::: Data for this exercise

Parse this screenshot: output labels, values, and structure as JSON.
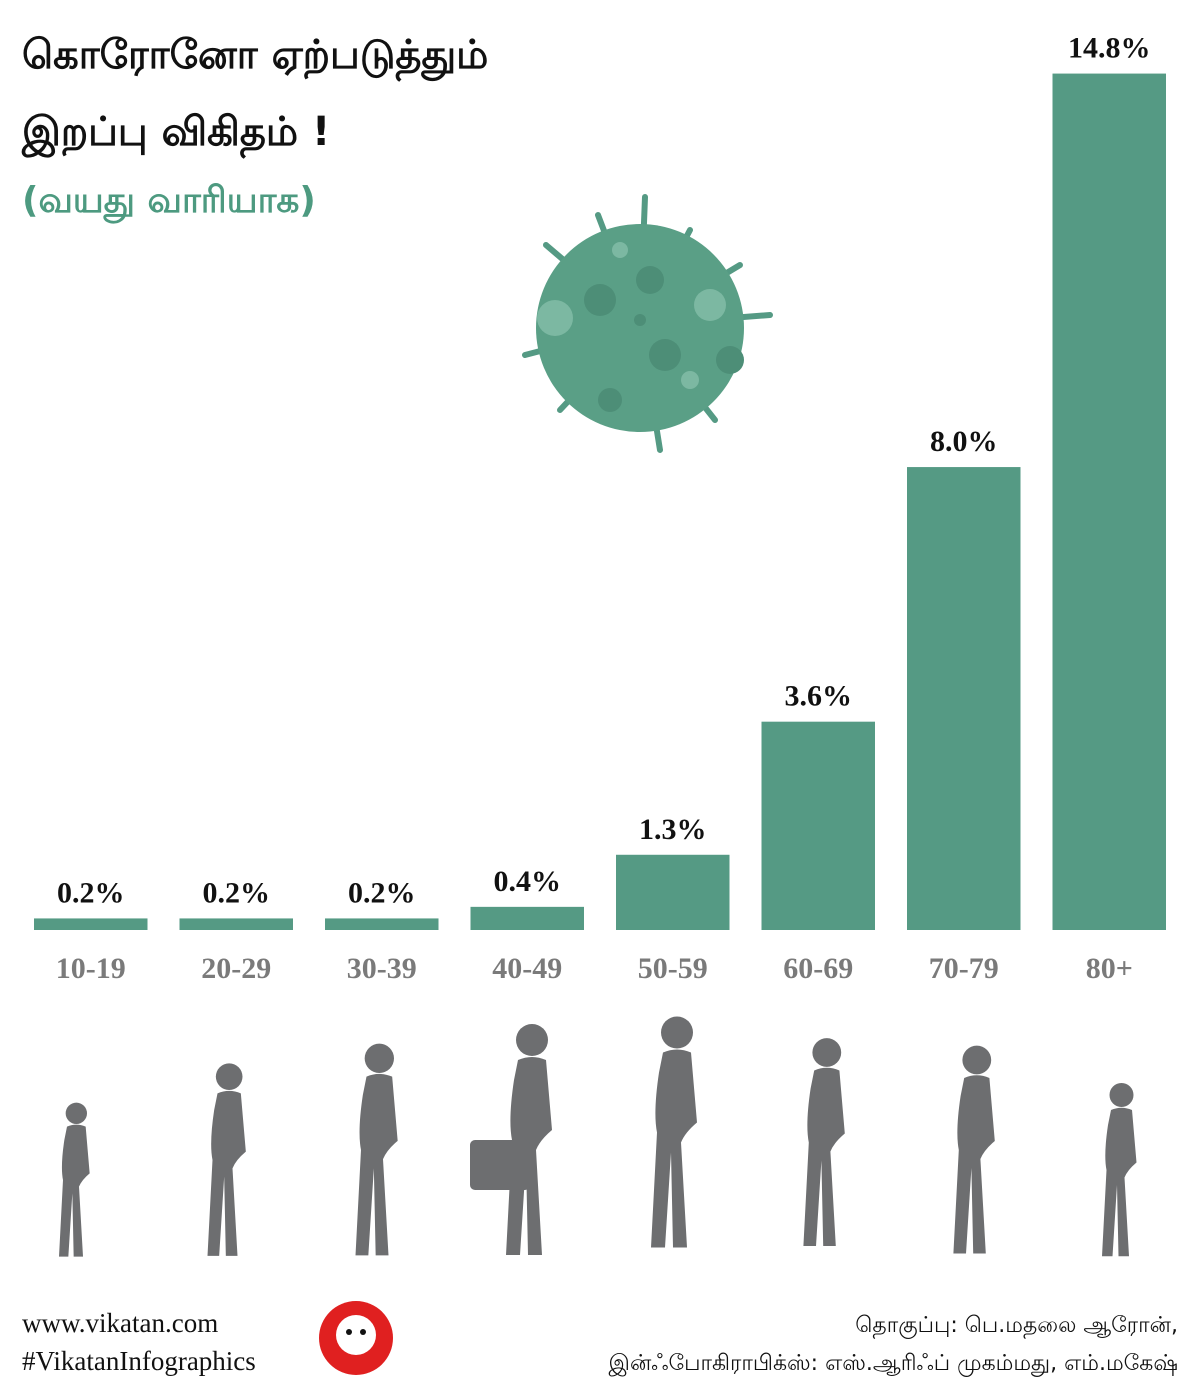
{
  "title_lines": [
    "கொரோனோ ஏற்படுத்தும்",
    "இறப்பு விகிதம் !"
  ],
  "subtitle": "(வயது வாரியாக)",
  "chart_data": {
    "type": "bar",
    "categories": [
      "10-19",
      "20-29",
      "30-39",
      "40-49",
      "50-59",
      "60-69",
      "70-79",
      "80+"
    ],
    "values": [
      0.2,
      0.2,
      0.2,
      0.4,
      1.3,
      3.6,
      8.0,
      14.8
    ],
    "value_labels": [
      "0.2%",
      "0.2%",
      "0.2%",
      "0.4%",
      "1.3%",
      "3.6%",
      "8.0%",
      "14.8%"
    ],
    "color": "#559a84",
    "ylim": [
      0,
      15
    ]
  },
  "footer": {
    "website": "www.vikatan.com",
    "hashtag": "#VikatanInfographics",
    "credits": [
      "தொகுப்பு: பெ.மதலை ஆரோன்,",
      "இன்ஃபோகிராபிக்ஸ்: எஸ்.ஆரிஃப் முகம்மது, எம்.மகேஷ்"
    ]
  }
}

::::::
::: Data for this exercise

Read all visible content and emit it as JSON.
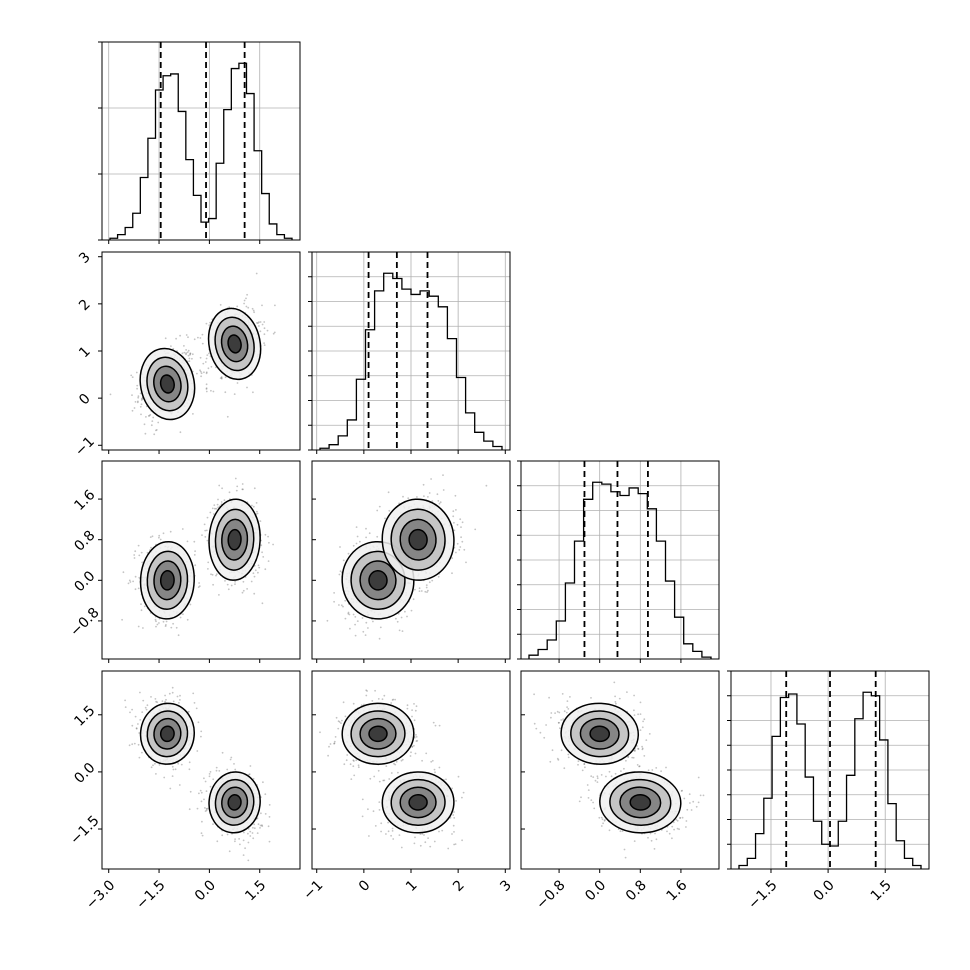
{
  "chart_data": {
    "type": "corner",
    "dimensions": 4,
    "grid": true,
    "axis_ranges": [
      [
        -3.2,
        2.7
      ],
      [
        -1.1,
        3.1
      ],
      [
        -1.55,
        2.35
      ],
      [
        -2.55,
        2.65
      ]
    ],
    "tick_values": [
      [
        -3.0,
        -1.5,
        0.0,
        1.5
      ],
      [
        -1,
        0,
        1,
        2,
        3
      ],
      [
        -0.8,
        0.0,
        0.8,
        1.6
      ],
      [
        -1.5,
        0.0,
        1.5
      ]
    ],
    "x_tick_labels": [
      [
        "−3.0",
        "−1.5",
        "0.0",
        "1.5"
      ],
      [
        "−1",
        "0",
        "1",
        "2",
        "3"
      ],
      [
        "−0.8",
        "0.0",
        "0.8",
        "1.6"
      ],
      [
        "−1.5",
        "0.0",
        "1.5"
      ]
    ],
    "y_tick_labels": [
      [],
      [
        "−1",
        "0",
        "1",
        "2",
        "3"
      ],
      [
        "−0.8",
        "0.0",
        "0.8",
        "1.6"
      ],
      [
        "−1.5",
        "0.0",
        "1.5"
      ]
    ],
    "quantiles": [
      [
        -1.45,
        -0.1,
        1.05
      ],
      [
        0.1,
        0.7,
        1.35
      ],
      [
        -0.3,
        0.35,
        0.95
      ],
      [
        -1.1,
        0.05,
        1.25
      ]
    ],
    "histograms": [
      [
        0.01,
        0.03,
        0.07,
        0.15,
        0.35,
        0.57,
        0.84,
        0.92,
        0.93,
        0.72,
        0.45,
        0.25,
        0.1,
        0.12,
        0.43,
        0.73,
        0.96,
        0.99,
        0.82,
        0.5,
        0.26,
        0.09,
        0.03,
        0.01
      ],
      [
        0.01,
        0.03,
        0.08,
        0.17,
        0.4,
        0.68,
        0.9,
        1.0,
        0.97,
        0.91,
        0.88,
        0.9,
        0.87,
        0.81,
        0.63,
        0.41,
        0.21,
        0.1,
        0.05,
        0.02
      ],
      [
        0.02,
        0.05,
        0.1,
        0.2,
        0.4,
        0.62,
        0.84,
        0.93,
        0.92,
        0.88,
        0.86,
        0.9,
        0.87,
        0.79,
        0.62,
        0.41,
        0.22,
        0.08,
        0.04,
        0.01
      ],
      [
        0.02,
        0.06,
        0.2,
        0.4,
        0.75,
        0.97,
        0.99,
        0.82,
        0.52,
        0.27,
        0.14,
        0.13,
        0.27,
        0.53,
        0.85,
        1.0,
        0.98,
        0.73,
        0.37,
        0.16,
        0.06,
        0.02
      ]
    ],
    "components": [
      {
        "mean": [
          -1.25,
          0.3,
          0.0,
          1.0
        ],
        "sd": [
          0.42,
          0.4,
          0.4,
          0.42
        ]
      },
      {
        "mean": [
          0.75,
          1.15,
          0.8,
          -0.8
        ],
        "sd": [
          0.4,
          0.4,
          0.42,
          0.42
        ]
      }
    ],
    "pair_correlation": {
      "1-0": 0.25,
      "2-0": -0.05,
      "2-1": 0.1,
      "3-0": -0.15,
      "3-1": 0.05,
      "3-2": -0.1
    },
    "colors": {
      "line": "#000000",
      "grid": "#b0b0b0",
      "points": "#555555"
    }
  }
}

::::::
::: Data for this exercise

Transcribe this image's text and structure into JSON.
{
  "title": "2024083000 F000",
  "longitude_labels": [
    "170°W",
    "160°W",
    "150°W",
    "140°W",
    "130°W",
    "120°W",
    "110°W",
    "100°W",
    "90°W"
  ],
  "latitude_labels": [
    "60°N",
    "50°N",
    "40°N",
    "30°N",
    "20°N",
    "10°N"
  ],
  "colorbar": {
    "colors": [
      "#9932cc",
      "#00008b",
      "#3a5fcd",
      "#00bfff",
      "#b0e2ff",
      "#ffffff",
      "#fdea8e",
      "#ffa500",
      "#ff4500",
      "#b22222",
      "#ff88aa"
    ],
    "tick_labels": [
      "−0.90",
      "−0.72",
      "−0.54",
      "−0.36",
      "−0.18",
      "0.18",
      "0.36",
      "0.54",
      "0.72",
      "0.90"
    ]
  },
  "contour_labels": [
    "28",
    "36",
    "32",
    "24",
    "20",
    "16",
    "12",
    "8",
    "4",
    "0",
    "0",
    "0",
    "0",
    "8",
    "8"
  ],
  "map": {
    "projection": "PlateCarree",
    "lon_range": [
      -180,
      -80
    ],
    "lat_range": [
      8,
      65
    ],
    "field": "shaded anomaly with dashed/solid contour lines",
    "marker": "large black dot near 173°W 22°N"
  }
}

::::::

Locate the lines above that hold the word "JSON". Show every one of them.

Parse this screenshot: output labels, values, and structure as JSON.
Read all visible content and emit it as JSON.
Transcribe this image's text and structure into JSON.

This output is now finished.